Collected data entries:
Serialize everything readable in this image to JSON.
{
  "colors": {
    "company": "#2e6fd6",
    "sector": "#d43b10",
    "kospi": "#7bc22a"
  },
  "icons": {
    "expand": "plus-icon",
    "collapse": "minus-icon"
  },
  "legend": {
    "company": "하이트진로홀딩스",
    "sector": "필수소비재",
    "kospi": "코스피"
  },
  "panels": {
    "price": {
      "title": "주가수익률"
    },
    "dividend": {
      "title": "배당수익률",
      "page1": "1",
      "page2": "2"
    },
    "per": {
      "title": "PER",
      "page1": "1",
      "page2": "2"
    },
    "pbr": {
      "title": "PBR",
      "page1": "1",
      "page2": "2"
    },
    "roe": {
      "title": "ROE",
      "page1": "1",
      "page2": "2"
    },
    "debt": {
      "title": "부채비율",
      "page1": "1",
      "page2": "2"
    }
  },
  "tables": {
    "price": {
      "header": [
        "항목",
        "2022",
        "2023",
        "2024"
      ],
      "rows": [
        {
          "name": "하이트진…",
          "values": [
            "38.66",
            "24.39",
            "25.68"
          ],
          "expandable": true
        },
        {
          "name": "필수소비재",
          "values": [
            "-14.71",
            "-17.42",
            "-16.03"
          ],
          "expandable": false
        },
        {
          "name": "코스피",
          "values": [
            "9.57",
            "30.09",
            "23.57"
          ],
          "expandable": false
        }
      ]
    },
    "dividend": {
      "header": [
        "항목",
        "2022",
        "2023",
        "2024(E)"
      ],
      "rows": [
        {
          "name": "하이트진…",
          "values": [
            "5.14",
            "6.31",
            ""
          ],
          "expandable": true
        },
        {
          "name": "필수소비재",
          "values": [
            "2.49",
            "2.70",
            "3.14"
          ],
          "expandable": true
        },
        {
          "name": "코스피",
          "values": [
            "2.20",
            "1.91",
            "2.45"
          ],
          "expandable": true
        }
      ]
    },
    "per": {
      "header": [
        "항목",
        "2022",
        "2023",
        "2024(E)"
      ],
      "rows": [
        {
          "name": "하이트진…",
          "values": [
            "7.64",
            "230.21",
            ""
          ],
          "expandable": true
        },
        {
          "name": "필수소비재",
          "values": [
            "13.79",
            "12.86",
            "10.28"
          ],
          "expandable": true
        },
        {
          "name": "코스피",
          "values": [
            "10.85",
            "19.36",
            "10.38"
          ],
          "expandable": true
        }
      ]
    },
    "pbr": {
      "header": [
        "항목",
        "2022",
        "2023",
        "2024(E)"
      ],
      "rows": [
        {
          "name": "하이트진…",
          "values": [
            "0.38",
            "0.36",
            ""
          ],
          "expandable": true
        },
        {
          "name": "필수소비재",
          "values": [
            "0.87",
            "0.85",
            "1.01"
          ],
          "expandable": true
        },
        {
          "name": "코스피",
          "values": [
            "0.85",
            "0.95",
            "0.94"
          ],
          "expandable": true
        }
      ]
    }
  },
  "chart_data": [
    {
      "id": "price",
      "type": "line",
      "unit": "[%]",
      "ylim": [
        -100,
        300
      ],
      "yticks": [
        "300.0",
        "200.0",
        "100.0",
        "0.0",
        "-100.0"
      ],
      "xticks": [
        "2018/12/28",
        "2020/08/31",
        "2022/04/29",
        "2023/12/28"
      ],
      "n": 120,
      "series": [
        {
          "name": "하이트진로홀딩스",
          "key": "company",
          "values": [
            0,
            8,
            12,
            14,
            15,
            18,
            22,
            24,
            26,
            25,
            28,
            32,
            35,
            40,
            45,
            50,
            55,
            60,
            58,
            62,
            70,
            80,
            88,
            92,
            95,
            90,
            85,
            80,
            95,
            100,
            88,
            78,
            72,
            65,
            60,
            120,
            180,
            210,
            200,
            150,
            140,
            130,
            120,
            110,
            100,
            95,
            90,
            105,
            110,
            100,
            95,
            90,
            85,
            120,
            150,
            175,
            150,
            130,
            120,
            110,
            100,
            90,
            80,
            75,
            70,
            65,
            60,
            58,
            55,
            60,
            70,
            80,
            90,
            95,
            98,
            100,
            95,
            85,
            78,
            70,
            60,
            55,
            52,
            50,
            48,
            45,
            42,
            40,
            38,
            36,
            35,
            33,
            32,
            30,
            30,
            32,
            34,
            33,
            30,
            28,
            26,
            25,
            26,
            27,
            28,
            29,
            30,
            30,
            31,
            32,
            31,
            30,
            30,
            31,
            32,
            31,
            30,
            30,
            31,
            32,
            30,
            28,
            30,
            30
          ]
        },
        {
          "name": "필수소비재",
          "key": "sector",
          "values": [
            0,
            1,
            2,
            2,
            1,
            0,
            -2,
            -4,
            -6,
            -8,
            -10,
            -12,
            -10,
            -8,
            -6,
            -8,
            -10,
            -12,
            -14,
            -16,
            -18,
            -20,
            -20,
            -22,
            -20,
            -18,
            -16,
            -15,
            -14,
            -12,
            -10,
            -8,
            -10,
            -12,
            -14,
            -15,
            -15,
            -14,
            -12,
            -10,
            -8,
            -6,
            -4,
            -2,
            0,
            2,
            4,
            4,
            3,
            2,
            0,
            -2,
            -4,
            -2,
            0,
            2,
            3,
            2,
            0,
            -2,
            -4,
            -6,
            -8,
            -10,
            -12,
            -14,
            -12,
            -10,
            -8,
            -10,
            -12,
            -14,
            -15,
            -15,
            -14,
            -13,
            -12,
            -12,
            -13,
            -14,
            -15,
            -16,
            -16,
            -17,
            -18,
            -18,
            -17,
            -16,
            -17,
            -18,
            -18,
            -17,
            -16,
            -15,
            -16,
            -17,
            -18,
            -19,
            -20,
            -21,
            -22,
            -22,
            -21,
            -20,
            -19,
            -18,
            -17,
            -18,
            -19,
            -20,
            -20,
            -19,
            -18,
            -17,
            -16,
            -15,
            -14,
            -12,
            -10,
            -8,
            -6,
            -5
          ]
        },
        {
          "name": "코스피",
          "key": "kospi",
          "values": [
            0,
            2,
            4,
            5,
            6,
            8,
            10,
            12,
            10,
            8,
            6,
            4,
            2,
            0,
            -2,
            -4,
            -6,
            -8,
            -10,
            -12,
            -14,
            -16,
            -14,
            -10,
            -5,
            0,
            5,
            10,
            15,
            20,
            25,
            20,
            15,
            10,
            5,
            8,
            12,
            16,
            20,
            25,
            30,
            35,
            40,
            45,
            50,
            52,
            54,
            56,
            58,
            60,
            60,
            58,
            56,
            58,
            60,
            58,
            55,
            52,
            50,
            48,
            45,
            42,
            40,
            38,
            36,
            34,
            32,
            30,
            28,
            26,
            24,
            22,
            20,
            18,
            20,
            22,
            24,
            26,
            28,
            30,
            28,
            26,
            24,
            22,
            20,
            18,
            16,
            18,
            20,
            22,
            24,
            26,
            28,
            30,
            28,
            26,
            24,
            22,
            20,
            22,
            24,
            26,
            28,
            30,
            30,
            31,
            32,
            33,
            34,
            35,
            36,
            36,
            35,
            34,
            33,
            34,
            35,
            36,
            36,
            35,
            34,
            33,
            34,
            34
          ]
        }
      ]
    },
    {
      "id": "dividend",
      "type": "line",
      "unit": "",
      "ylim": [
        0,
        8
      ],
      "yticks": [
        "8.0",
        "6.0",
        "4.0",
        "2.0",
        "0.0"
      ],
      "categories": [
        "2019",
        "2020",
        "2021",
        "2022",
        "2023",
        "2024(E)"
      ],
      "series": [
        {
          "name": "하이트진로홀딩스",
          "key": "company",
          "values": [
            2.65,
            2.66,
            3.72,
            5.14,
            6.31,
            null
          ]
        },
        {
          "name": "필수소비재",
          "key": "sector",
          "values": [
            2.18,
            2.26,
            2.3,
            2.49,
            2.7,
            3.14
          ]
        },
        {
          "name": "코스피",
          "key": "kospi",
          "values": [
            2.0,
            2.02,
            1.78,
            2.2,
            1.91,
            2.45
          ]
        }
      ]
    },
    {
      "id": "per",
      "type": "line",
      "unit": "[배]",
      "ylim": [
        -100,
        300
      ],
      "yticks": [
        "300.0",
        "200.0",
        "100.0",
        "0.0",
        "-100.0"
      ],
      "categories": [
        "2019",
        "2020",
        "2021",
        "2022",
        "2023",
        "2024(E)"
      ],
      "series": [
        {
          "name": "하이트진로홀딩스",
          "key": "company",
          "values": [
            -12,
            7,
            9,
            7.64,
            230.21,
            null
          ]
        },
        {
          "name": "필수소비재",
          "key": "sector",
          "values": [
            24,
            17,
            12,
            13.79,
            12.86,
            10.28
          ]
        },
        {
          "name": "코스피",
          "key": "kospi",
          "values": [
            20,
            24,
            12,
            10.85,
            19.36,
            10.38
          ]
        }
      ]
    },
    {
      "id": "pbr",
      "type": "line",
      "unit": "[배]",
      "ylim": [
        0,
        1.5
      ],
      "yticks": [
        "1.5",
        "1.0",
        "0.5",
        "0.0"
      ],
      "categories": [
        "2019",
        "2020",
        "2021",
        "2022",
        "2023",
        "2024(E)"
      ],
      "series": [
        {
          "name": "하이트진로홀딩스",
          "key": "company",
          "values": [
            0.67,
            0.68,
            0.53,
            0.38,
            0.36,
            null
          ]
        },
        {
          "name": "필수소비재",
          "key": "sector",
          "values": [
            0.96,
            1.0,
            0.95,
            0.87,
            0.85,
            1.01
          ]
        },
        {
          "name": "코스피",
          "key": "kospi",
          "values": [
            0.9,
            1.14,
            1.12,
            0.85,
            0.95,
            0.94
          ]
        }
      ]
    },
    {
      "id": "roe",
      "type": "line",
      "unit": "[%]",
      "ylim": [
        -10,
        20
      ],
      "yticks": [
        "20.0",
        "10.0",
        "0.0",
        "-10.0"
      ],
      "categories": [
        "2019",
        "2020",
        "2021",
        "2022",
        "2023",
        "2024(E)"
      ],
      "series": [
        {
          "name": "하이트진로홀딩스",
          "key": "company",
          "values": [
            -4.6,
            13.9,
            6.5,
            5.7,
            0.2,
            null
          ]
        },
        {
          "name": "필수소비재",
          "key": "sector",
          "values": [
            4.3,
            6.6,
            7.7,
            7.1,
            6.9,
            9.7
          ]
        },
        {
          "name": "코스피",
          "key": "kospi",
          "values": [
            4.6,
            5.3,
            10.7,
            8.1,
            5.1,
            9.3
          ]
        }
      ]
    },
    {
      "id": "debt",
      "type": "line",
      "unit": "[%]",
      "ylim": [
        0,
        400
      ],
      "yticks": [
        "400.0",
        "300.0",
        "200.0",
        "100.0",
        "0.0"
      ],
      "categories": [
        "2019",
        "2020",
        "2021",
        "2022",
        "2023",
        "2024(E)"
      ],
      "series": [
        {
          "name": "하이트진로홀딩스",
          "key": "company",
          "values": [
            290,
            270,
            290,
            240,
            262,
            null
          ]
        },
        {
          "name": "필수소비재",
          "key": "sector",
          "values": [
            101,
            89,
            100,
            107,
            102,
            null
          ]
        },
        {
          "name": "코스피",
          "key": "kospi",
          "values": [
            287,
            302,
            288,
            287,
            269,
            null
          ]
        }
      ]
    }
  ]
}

→ Your instructions: Which lines of the data include "title"? Copy each of them.

→ Expected answer:
      "title": "주가수익률"
      "title": "배당수익률",
      "title": "PER",
      "title": "PBR",
      "title": "ROE",
      "title": "부채비율",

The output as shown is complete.